> **Requirements**
Collect all lines containing the word "count" from the data.

***

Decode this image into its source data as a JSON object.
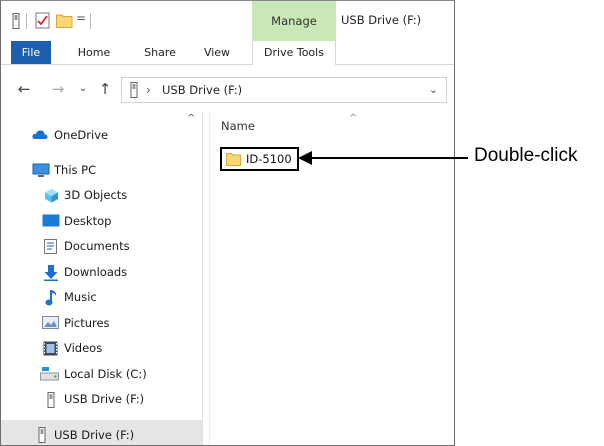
{
  "titlebar": {
    "manage_label": "Manage",
    "title": "USB Drive (F:)",
    "qat_separator": "="
  },
  "ribbon_tabs": {
    "file": "File",
    "home": "Home",
    "share": "Share",
    "view": "View",
    "drive_tools": "Drive Tools"
  },
  "address": {
    "path": "USB Drive (F:)",
    "breadcrumb_sep": "›"
  },
  "nav_pane": {
    "items": [
      {
        "label": "OneDrive",
        "icon": "cloud-icon"
      },
      {
        "label": "This PC",
        "icon": "computer-icon"
      },
      {
        "label": "3D Objects",
        "icon": "cube-icon"
      },
      {
        "label": "Desktop",
        "icon": "desktop-icon"
      },
      {
        "label": "Documents",
        "icon": "document-icon"
      },
      {
        "label": "Downloads",
        "icon": "download-icon"
      },
      {
        "label": "Music",
        "icon": "music-icon"
      },
      {
        "label": "Pictures",
        "icon": "pictures-icon"
      },
      {
        "label": "Videos",
        "icon": "video-icon"
      },
      {
        "label": "Local Disk (C:)",
        "icon": "disk-icon"
      },
      {
        "label": "USB Drive (F:)",
        "icon": "usb-drive-icon"
      },
      {
        "label": "USB Drive (F:)",
        "icon": "usb-drive-icon",
        "selected": true
      }
    ]
  },
  "content": {
    "column_name": "Name",
    "files": [
      {
        "name": "ID-5100",
        "type": "folder"
      }
    ]
  },
  "annotation": {
    "text": "Double-click"
  },
  "colors": {
    "manage_tab": "#c9e8b5",
    "file_tab": "#1c5fb0",
    "folder": "#f8d775"
  }
}
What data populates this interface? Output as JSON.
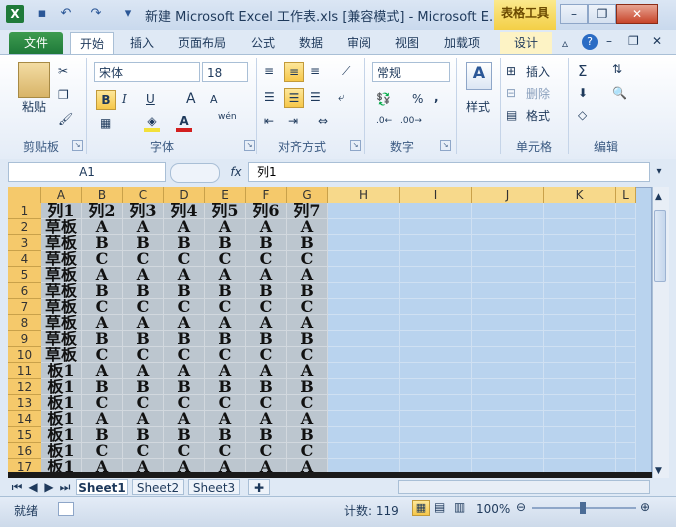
{
  "titlebar": {
    "title": "新建 Microsoft Excel 工作表.xls  [兼容模式] - Microsoft E...",
    "context_tab": "表格工具",
    "app_icon_letter": "X"
  },
  "tabs": [
    "文件",
    "开始",
    "插入",
    "页面布局",
    "公式",
    "数据",
    "审阅",
    "视图",
    "加载项",
    "设计"
  ],
  "ribbon": {
    "clipboard": {
      "paste": "粘贴",
      "label": "剪贴板"
    },
    "font": {
      "name": "宋体",
      "size": "18",
      "bold": "B",
      "italic": "I",
      "underline": "U",
      "grow": "A",
      "shrink": "A",
      "label": "字体",
      "wen": "wén"
    },
    "align": {
      "label": "对齐方式"
    },
    "number": {
      "format": "常规",
      "percent": "%",
      "comma": ",",
      "label": "数字"
    },
    "styles": {
      "label": "样式"
    },
    "cells": {
      "insert": "插入",
      "delete": "删除",
      "format": "格式",
      "label": "单元格"
    },
    "editing": {
      "label": "编辑"
    }
  },
  "formula_bar": {
    "name_box": "A1",
    "fx": "fx",
    "content": "列1"
  },
  "grid": {
    "columns": [
      "A",
      "B",
      "C",
      "D",
      "E",
      "F",
      "G",
      "H",
      "I",
      "J",
      "K",
      "L"
    ],
    "header_row": [
      "列1",
      "列2",
      "列3",
      "列4",
      "列5",
      "列6",
      "列7"
    ],
    "rows": [
      {
        "n": "1",
        "cells": [
          "列1",
          "列2",
          "列3",
          "列4",
          "列5",
          "列6",
          "列7"
        ]
      },
      {
        "n": "2",
        "cells": [
          "草板",
          "A",
          "A",
          "A",
          "A",
          "A",
          "A"
        ]
      },
      {
        "n": "3",
        "cells": [
          "草板",
          "B",
          "B",
          "B",
          "B",
          "B",
          "B"
        ]
      },
      {
        "n": "4",
        "cells": [
          "草板",
          "C",
          "C",
          "C",
          "C",
          "C",
          "C"
        ]
      },
      {
        "n": "5",
        "cells": [
          "草板",
          "A",
          "A",
          "A",
          "A",
          "A",
          "A"
        ]
      },
      {
        "n": "6",
        "cells": [
          "草板",
          "B",
          "B",
          "B",
          "B",
          "B",
          "B"
        ]
      },
      {
        "n": "7",
        "cells": [
          "草板",
          "C",
          "C",
          "C",
          "C",
          "C",
          "C"
        ]
      },
      {
        "n": "8",
        "cells": [
          "草板",
          "A",
          "A",
          "A",
          "A",
          "A",
          "A"
        ]
      },
      {
        "n": "9",
        "cells": [
          "草板",
          "B",
          "B",
          "B",
          "B",
          "B",
          "B"
        ]
      },
      {
        "n": "10",
        "cells": [
          "草板",
          "C",
          "C",
          "C",
          "C",
          "C",
          "C"
        ]
      },
      {
        "n": "11",
        "cells": [
          "板1",
          "A",
          "A",
          "A",
          "A",
          "A",
          "A"
        ]
      },
      {
        "n": "12",
        "cells": [
          "板1",
          "B",
          "B",
          "B",
          "B",
          "B",
          "B"
        ]
      },
      {
        "n": "13",
        "cells": [
          "板1",
          "C",
          "C",
          "C",
          "C",
          "C",
          "C"
        ]
      },
      {
        "n": "14",
        "cells": [
          "板1",
          "A",
          "A",
          "A",
          "A",
          "A",
          "A"
        ]
      },
      {
        "n": "15",
        "cells": [
          "板1",
          "B",
          "B",
          "B",
          "B",
          "B",
          "B"
        ]
      },
      {
        "n": "16",
        "cells": [
          "板1",
          "C",
          "C",
          "C",
          "C",
          "C",
          "C"
        ]
      },
      {
        "n": "17",
        "cells": [
          "板1",
          "A",
          "A",
          "A",
          "A",
          "A",
          "A"
        ]
      }
    ]
  },
  "sheets": [
    "Sheet1",
    "Sheet2",
    "Sheet3"
  ],
  "statusbar": {
    "mode": "就绪",
    "count": "计数: 119",
    "zoom": "100%"
  },
  "colors": {
    "accent": "#1f7a3a",
    "selection": "#b9d3ee",
    "header": "#f5c96b"
  }
}
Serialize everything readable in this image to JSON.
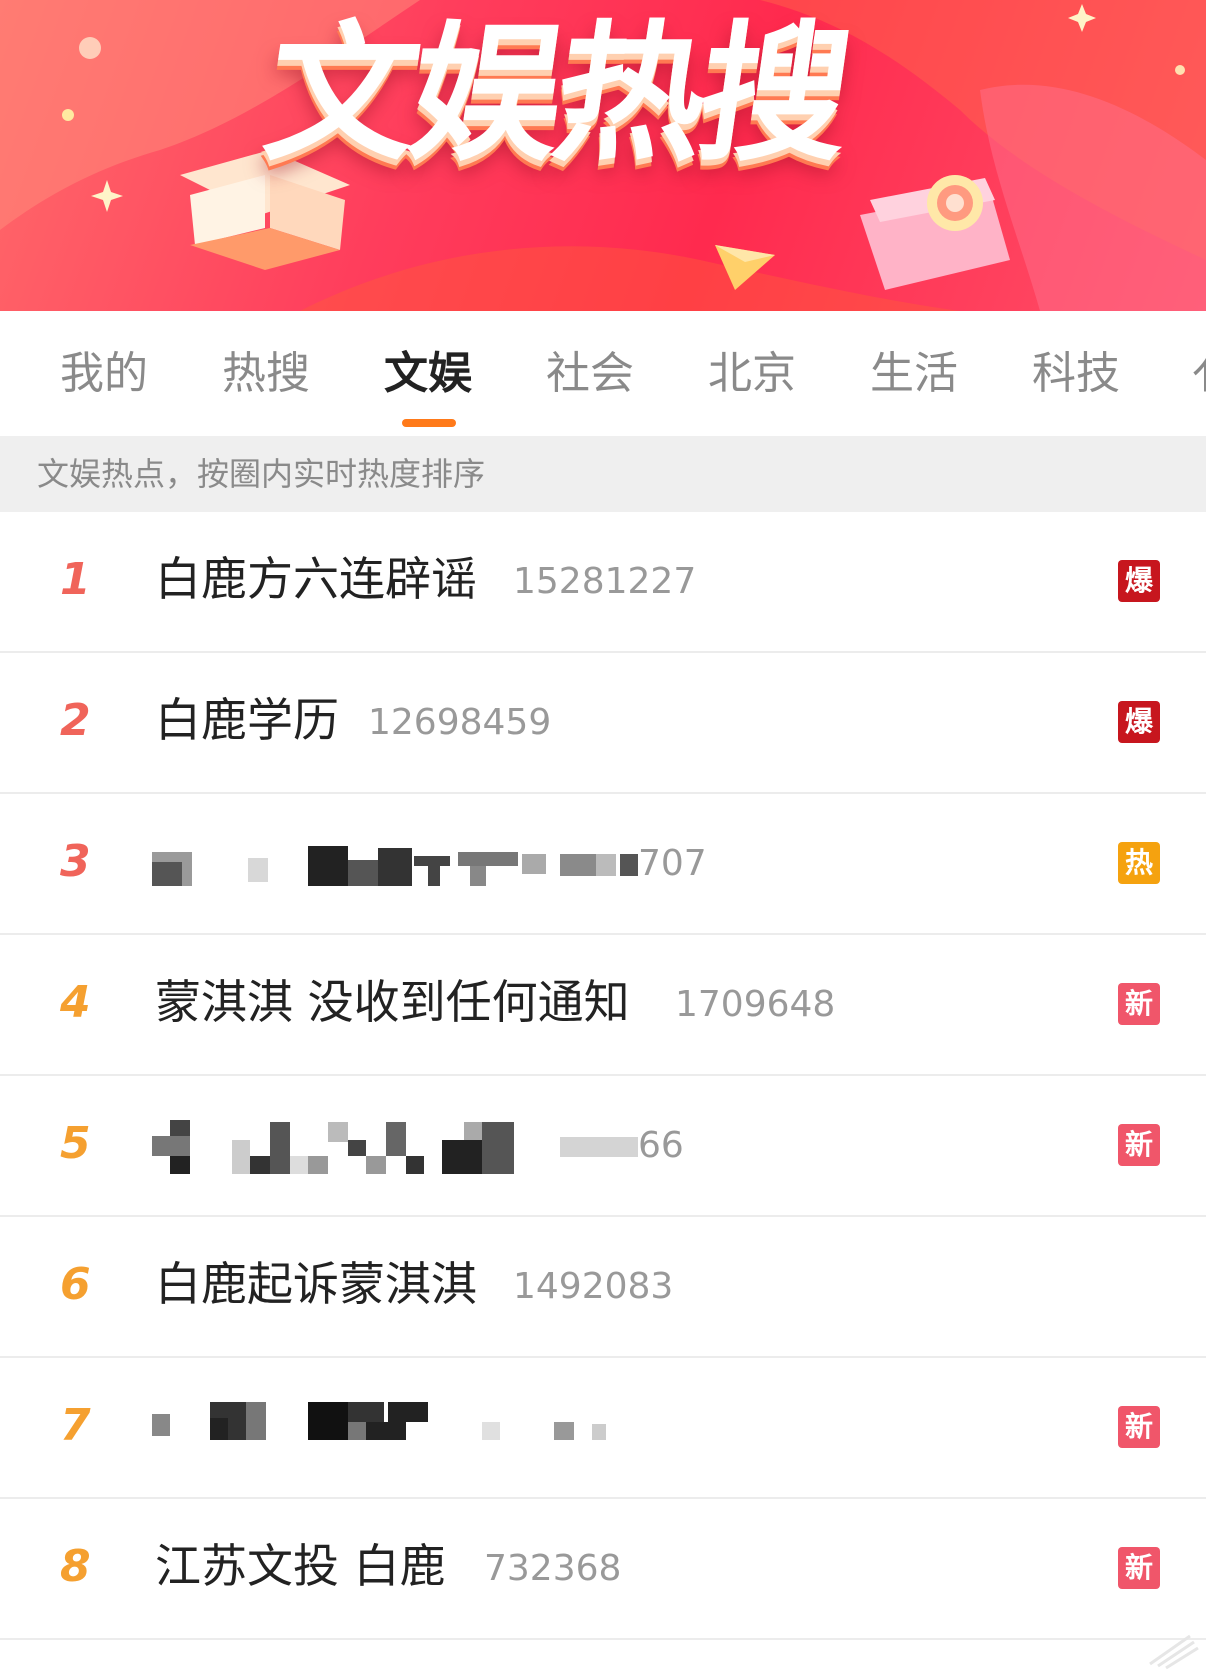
{
  "banner": {
    "title": "文娱热搜"
  },
  "tabs": [
    {
      "label": "我的",
      "active": false
    },
    {
      "label": "热搜",
      "active": false
    },
    {
      "label": "文娱",
      "active": true
    },
    {
      "label": "社会",
      "active": false
    },
    {
      "label": "北京",
      "active": false
    },
    {
      "label": "生活",
      "active": false
    },
    {
      "label": "科技",
      "active": false
    },
    {
      "label": "亻",
      "active": false
    }
  ],
  "notice": {
    "text": "文娱热点，按圈内实时热度排序"
  },
  "list": [
    {
      "rank": "1",
      "title": "白鹿方六连辟谣",
      "count": "15281227",
      "badge": "爆"
    },
    {
      "rank": "2",
      "title": "白鹿学历",
      "count": "12698459",
      "badge": "爆"
    },
    {
      "rank": "3",
      "title": "",
      "count": "707",
      "badge": "热",
      "blurred": true
    },
    {
      "rank": "4",
      "title": "蒙淇淇 没收到任何通知",
      "count": "1709648",
      "badge": "新"
    },
    {
      "rank": "5",
      "title": "",
      "count": "66",
      "badge": "新",
      "blurred": true
    },
    {
      "rank": "6",
      "title": "白鹿起诉蒙淇淇",
      "count": "1492083",
      "badge": ""
    },
    {
      "rank": "7",
      "title": "",
      "count": "",
      "badge": "新",
      "blurred": true
    },
    {
      "rank": "8",
      "title": "江苏文投 白鹿",
      "count": "732368",
      "badge": "新"
    }
  ],
  "colors": {
    "banner_red": "#ff2a4e",
    "tab_indicator": "#ff7a1a",
    "rank_top": "#f0645a",
    "rank_other": "#f5a030",
    "badge_bao": "#c7161e",
    "badge_re": "#f5a20f",
    "badge_xin": "#f0566a"
  }
}
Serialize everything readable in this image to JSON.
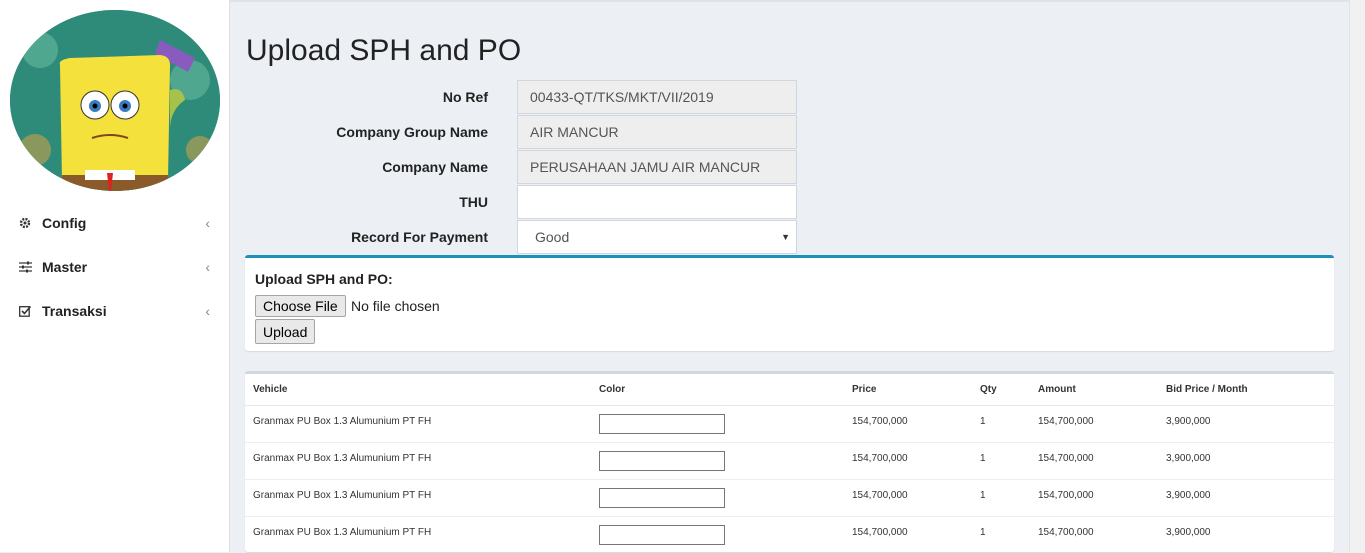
{
  "sidebar": {
    "avatar_label": "user-avatar",
    "items": [
      {
        "label": "Config",
        "icon": "gear-icon"
      },
      {
        "label": "Master",
        "icon": "sliders-icon"
      },
      {
        "label": "Transaksi",
        "icon": "check-square-icon"
      }
    ],
    "chevron": "‹"
  },
  "page": {
    "title": "Upload SPH and PO"
  },
  "form": {
    "no_ref": {
      "label": "No Ref",
      "value": "00433-QT/TKS/MKT/VII/2019"
    },
    "company_group": {
      "label": "Company Group Name",
      "value": "AIR MANCUR"
    },
    "company_name": {
      "label": "Company Name",
      "value": "PERUSAHAAN JAMU AIR MANCUR"
    },
    "thu": {
      "label": "THU",
      "value": ""
    },
    "record_for_payment": {
      "label": "Record For Payment",
      "value": "Good"
    }
  },
  "upload": {
    "label": "Upload SPH and PO:",
    "choose_file": "Choose File",
    "status": "No file chosen",
    "upload_button": "Upload"
  },
  "table": {
    "columns": [
      "Vehicle",
      "Color",
      "Price",
      "Qty",
      "Amount",
      "Bid Price / Month"
    ],
    "rows": [
      {
        "vehicle": "Granmax PU Box 1.3 Alumunium PT FH",
        "color": "",
        "price": "154,700,000",
        "qty": "1",
        "amount": "154,700,000",
        "bid": "3,900,000"
      },
      {
        "vehicle": "Granmax PU Box 1.3 Alumunium PT FH",
        "color": "",
        "price": "154,700,000",
        "qty": "1",
        "amount": "154,700,000",
        "bid": "3,900,000"
      },
      {
        "vehicle": "Granmax PU Box 1.3 Alumunium PT FH",
        "color": "",
        "price": "154,700,000",
        "qty": "1",
        "amount": "154,700,000",
        "bid": "3,900,000"
      },
      {
        "vehicle": "Granmax PU Box 1.3 Alumunium PT FH",
        "color": "",
        "price": "154,700,000",
        "qty": "1",
        "amount": "154,700,000",
        "bid": "3,900,000"
      }
    ]
  },
  "colors": {
    "accent": "#1c8fbb",
    "background": "#ecf0f5",
    "sidebar": "#ffffff"
  }
}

***

> **Right answer**
    "count": "计数: 119",
      "count": "15281227",
      "count": "12698459",
      "count": "707",
      "count": "1709648",
      "count": "66",
      "count": "1492083",
      "count": "",
      "count": "732368",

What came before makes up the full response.